**Required tasks**
1. Answer these questions from the Slim Jim passage, labeling each answer (a), (b) or (c):
(a) Which two adult interests or purchases do the ads name as causes of a "manmergency"?
(b) What does the campaign promise gamers inside the packaging?
(c) What snack do the ads want adults to keep eating?
2. For each statement, decide whether the Slim Jim passage supports it. Answer yes or no, and quote the words from the passage that decide it.
(a) The ads are aimed at both men and women.
(b) The in-game codes come in the packaging of every Slim Jim product purchased.
(c) According to the ads, emasculation happens when boys keep doing what they enjoyed as kids.
3. Extend the passage on the Slim Jim advertising campaign, beginning after its final sentence.

=== Text section ===

In its latest advertising campaign, Slim Jim exhorts men to protect their “manbalance” and avoid the emasculation that takes place, the ads assert, when boys grow up and stop doing the things they enjoyed as kids. Adult interests and purchases, such as wedding showers and minivans, create a “manmergency” that needs to be cured immediately. The ads are clearly and solely targeted toward men; the goal is to get adults to continue snacking on beef jerky, as they did as young boys.

In addition to the appeal to masculinity, the campaign plays on gamers’ interests by promising special in-game codes, which appear in the packaging of each Slim Jim product purchased. The notions are closely linked in the advertisements, such that by eating Slim Jims, an adult game player can reclaim his masculinity, which further requires him to achieve greatly improved performance on various video games.

=== Data extract ===

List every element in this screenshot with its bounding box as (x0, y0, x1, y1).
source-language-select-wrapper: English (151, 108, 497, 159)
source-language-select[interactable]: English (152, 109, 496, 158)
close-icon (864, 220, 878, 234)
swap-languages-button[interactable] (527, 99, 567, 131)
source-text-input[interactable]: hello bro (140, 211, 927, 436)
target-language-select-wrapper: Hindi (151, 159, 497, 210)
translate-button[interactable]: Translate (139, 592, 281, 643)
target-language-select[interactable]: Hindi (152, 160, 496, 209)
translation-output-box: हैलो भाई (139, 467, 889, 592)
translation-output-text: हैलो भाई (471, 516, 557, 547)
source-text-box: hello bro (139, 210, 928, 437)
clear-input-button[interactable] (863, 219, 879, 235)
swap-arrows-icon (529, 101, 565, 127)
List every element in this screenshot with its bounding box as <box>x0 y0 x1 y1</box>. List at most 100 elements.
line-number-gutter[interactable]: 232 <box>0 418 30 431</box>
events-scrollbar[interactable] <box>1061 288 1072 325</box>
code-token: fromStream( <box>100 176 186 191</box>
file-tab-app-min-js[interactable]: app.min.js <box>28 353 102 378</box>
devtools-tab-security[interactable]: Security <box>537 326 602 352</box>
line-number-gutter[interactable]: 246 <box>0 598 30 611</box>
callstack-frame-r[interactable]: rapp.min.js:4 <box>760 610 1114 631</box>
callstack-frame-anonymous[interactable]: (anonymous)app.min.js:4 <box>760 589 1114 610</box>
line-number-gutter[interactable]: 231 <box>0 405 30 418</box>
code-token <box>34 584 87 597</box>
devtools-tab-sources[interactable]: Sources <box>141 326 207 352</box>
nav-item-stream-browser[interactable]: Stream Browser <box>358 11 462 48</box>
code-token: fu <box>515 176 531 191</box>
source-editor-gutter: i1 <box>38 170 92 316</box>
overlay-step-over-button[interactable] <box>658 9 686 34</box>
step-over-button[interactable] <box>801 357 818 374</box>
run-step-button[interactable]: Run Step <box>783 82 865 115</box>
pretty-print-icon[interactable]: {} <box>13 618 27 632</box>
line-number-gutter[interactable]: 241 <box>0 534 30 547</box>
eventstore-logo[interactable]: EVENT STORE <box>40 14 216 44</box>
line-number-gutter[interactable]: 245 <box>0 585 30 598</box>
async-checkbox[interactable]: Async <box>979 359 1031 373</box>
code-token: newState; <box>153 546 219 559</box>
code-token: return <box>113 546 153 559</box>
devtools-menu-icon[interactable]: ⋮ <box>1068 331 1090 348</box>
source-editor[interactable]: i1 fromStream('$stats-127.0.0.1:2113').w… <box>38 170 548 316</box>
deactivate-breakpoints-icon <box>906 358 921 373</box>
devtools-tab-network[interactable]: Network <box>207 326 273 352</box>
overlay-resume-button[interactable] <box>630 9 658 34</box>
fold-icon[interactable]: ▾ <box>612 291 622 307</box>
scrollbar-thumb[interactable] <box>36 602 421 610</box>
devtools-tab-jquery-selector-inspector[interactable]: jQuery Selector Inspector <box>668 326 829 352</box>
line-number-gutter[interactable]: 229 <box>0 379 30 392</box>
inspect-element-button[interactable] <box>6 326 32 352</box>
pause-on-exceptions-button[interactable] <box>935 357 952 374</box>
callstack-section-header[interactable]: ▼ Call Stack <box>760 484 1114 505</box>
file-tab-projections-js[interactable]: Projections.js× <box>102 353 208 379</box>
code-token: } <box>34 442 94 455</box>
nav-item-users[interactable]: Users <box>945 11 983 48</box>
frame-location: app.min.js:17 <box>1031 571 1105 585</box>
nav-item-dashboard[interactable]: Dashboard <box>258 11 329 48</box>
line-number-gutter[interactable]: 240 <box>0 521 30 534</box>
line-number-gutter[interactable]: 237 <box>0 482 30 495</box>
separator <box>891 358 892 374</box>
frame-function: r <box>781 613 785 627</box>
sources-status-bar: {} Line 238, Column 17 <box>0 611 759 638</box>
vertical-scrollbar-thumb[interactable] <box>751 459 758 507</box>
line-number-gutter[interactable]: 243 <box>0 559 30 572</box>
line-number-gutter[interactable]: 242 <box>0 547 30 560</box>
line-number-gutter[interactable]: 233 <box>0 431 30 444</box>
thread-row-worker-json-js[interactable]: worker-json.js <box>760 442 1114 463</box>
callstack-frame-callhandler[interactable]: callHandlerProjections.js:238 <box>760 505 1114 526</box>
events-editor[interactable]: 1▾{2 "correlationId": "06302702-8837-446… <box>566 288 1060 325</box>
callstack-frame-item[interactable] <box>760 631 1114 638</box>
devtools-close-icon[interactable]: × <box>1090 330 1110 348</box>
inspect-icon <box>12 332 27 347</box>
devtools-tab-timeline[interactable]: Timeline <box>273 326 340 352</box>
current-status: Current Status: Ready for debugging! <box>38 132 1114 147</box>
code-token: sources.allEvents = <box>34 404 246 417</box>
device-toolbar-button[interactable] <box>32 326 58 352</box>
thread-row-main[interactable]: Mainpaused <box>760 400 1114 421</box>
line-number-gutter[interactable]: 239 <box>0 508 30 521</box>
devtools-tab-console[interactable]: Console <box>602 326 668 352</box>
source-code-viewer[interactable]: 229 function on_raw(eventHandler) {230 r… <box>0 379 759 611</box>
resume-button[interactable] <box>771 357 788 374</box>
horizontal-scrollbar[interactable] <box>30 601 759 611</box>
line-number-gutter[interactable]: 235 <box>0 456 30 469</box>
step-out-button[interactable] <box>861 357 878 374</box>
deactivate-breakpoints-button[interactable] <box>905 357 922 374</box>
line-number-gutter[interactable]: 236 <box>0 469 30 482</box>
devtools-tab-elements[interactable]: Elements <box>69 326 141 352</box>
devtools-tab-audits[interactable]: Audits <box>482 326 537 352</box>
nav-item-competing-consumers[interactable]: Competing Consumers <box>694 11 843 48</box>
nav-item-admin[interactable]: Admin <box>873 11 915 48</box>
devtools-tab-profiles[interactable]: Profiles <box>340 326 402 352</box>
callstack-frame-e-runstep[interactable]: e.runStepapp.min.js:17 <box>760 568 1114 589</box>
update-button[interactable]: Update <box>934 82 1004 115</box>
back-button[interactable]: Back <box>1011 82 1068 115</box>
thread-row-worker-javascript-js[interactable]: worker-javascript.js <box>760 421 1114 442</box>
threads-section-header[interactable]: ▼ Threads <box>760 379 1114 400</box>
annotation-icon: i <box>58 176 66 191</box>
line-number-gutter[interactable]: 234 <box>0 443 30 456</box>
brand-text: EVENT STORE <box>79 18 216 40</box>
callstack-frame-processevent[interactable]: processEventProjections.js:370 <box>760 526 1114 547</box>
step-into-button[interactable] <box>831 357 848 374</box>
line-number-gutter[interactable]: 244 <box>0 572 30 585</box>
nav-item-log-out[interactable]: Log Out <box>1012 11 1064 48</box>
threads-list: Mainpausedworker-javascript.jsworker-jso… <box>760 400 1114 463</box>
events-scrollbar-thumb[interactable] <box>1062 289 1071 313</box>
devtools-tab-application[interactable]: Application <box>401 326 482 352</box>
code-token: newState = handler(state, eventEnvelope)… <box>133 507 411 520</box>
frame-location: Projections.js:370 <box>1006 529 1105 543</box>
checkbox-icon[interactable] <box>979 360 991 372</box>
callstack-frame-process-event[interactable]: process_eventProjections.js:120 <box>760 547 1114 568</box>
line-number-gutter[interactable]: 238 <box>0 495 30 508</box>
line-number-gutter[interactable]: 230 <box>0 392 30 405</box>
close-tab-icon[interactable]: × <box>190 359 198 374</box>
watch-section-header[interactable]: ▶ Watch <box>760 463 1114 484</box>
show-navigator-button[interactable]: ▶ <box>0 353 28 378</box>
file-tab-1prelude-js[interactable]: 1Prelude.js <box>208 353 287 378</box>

===

**Answers to each task**
1.
(a) Wedding showers and minivans.
(b) Special in-game codes.
(c) Beef jerky.

2.
(a) No: "The ads are clearly and solely targeted toward men"
(b) Yes: "which appear in the packaging of each Slim Jim product purchased"
(c) No: "when boys grow up and stop doing the things they enjoyed as kids"

3.
The codes inside the Slim Jim wrappers provide access to bonus content for such popular titles as Medal of Honor Warfighter, DeadSpace 3, and Need for Speed Most Wanted. For example, a recent code gave drivers the choice of an extra car in Need for Speed.

In conjunction with its humorous advertising claims and innovative cobranding initiative, Slim Jim is getting creative with its advertising channels. Beyond traditional television and online ads, it is promoting the snacks and codes on GameStop TV, the channel that plays on televisions on the 4,300 GameStop retail locations throughout the country.